## What needs to be done
Go through the listing and copy every line word for word.

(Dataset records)
──────

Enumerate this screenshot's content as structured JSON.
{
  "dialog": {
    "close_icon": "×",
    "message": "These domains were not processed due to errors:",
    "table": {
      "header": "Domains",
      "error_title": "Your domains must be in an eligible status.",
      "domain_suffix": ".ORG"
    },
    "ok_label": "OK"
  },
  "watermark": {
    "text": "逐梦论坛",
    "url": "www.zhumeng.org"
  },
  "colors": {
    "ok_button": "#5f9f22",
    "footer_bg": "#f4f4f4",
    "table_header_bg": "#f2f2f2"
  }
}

──────

## Output below
Enumerate this screenshot's content as structured JSON.
{
  "dialog": {
    "close_icon": "×",
    "message": "These domains were not processed due to errors:",
    "table": {
      "header": "Domains",
      "error_title": "Your domains must be in an eligible status.",
      "domain_suffix": ".ORG"
    },
    "ok_label": "OK"
  },
  "watermark": {
    "text": "逐梦论坛",
    "url": "www.zhumeng.org"
  },
  "colors": {
    "ok_button": "#5f9f22",
    "footer_bg": "#f4f4f4",
    "table_header_bg": "#f2f2f2"
  }
}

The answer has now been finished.